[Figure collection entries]
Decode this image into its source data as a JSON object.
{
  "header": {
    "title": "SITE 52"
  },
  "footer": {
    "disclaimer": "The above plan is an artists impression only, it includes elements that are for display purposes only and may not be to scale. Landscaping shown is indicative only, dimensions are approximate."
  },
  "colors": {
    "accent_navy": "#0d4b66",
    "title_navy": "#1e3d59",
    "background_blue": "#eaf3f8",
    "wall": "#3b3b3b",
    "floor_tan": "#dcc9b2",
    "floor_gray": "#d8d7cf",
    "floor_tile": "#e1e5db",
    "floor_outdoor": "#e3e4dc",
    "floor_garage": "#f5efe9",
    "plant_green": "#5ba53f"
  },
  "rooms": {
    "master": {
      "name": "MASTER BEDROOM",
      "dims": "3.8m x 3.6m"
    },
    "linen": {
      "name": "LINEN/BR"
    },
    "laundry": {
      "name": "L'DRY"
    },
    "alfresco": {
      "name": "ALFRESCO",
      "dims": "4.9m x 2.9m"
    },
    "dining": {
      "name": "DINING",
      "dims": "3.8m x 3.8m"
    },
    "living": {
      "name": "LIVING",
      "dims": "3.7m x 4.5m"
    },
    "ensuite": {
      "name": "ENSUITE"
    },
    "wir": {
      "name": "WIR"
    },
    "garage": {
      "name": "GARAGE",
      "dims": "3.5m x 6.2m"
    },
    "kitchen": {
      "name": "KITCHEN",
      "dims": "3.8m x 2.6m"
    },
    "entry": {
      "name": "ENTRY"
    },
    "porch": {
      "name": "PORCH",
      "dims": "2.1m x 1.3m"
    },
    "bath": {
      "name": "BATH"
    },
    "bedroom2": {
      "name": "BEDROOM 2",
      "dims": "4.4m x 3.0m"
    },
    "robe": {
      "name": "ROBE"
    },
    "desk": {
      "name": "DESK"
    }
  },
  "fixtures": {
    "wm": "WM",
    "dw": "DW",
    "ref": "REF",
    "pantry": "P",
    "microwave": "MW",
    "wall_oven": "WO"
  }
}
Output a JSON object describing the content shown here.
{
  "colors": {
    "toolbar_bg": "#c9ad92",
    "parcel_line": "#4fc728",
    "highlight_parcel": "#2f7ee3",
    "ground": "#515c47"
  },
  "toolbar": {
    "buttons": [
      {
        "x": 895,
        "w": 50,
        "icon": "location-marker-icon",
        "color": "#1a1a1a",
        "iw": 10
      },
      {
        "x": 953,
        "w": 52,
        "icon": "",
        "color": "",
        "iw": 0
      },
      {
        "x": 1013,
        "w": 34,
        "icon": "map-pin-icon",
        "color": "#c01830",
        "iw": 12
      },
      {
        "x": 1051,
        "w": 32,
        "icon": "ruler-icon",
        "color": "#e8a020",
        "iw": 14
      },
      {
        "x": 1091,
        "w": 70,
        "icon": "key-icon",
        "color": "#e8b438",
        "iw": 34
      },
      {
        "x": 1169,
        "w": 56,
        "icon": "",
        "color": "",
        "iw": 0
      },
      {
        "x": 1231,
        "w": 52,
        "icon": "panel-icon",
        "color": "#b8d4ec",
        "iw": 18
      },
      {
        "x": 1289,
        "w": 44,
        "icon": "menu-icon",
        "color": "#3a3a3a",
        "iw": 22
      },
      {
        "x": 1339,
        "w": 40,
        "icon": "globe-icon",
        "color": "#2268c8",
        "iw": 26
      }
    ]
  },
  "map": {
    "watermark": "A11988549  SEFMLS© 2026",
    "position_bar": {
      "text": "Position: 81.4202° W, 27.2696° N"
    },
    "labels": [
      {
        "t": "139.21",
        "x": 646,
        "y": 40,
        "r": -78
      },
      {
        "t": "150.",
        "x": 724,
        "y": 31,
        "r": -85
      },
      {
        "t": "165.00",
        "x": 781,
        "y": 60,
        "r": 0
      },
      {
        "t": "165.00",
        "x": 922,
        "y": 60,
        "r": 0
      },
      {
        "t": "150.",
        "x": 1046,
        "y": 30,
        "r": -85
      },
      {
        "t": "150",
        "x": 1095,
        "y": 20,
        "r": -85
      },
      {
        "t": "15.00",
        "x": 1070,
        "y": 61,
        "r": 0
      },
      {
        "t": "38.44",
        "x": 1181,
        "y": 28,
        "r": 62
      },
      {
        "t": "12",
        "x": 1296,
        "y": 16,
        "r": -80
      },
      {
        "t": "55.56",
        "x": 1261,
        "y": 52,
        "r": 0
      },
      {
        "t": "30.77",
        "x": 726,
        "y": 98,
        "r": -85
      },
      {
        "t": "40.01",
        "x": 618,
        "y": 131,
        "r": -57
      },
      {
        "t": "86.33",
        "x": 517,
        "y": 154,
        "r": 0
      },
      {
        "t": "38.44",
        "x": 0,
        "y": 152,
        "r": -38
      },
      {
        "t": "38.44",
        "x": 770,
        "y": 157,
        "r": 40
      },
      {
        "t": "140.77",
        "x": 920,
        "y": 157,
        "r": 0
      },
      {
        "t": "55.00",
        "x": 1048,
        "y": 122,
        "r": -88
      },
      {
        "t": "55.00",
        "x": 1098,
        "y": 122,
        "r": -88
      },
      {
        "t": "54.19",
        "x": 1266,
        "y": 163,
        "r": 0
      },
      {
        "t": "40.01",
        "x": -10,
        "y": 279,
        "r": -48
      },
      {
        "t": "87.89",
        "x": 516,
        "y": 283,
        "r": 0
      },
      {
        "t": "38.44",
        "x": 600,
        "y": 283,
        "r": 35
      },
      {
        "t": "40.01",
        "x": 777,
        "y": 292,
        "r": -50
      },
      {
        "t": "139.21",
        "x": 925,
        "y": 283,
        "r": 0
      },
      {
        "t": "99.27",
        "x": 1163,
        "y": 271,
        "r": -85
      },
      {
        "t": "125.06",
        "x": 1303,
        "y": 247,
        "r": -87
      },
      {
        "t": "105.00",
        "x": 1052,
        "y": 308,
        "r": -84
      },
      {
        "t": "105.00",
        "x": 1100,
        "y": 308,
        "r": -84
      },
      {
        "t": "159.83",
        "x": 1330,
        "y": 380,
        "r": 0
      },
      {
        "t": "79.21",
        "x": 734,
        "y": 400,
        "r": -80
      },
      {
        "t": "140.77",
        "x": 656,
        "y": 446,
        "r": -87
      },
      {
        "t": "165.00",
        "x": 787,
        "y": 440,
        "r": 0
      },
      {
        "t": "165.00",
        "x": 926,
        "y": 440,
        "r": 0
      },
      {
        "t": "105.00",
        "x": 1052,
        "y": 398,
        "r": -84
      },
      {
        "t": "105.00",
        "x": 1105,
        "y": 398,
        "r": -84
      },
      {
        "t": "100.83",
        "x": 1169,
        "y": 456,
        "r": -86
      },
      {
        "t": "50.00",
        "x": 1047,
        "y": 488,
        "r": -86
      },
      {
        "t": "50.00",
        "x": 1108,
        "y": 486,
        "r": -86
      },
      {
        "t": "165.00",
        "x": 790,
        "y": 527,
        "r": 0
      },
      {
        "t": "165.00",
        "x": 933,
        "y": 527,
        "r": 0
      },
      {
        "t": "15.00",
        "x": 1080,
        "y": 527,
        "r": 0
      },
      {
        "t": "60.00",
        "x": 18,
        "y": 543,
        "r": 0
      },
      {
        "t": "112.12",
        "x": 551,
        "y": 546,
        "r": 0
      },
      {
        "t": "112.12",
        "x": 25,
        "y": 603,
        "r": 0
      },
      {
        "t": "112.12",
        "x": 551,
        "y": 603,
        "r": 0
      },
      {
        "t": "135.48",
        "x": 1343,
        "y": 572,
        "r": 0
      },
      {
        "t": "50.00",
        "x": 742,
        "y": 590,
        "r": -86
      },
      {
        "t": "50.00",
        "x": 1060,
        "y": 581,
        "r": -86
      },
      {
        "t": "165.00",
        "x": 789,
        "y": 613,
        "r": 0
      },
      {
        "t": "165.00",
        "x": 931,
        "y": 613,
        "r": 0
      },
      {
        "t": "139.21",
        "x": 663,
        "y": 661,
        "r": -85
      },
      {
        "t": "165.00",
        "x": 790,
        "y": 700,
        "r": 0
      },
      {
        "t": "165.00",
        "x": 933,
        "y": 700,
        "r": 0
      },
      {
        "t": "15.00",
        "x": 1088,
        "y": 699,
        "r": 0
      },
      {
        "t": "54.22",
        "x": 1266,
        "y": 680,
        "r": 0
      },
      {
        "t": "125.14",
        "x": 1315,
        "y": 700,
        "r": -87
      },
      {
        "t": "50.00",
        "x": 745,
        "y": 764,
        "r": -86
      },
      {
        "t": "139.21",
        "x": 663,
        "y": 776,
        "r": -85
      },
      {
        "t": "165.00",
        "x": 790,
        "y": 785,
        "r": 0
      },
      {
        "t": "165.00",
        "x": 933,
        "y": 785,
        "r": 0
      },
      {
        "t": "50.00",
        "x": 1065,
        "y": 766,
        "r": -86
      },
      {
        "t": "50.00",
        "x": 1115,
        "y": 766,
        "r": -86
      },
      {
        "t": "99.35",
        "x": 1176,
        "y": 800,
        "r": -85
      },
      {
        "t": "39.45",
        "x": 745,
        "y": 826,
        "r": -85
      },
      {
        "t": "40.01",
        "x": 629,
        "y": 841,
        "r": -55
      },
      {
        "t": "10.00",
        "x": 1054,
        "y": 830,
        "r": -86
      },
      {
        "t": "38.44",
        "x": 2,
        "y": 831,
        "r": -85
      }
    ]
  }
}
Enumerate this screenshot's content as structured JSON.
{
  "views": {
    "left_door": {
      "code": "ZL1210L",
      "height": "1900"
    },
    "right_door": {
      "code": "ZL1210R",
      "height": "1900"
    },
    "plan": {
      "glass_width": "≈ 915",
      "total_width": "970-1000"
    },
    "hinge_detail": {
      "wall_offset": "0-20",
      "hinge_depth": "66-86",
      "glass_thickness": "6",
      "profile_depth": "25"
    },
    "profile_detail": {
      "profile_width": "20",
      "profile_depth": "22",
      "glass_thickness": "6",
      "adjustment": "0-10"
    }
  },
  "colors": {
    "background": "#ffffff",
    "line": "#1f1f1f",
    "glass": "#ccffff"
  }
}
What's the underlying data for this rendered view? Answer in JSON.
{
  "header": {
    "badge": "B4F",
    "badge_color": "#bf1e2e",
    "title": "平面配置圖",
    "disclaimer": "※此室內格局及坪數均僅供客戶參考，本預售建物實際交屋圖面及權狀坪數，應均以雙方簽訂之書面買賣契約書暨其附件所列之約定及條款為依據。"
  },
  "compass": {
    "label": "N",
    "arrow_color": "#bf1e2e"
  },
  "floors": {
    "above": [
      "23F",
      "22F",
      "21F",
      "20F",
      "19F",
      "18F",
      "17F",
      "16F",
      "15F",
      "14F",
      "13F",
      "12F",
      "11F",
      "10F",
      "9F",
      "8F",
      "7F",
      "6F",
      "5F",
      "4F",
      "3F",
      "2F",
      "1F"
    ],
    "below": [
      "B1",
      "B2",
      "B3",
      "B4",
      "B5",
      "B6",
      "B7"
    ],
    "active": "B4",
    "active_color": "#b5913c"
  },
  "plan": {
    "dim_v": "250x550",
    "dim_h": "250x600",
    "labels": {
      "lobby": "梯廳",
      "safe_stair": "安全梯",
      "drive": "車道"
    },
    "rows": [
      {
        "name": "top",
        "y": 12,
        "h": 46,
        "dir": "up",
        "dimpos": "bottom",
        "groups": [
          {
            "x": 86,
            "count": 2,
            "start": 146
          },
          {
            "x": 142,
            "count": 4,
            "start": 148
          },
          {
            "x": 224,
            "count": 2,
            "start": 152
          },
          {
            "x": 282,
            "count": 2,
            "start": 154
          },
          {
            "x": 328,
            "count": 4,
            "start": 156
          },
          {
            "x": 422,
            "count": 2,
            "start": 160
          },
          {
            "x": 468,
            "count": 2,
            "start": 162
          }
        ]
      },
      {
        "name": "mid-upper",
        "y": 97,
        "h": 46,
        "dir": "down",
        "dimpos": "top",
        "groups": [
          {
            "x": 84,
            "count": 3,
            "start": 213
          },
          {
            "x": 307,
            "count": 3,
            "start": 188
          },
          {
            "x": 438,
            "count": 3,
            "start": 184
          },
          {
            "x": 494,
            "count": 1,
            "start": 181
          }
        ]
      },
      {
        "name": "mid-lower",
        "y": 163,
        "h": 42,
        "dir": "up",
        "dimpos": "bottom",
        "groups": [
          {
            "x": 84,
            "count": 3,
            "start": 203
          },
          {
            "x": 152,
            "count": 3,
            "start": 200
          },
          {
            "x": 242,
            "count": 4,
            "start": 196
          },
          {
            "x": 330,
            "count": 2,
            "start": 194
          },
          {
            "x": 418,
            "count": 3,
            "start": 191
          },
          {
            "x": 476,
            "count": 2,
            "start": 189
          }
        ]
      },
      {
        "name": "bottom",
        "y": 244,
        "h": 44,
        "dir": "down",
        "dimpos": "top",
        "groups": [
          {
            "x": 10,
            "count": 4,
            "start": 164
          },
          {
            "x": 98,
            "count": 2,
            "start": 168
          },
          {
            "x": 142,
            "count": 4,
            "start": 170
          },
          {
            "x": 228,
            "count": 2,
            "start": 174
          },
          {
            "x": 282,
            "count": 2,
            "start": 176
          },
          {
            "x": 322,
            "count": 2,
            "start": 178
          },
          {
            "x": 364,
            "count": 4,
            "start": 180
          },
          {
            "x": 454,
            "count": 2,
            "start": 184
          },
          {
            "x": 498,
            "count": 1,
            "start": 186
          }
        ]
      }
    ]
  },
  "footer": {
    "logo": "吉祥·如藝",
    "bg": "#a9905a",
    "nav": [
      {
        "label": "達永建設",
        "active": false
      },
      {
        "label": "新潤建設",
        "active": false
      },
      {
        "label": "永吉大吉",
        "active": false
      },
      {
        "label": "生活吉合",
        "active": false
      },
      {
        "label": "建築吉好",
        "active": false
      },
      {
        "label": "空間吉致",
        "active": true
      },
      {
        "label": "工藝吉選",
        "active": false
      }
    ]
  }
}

Exercise: Pick out the lines that contain "content" and copy them.

Finished answer:
Output a JSON object describing the content shown here.
Enumerate this screenshot's content as structured JSON.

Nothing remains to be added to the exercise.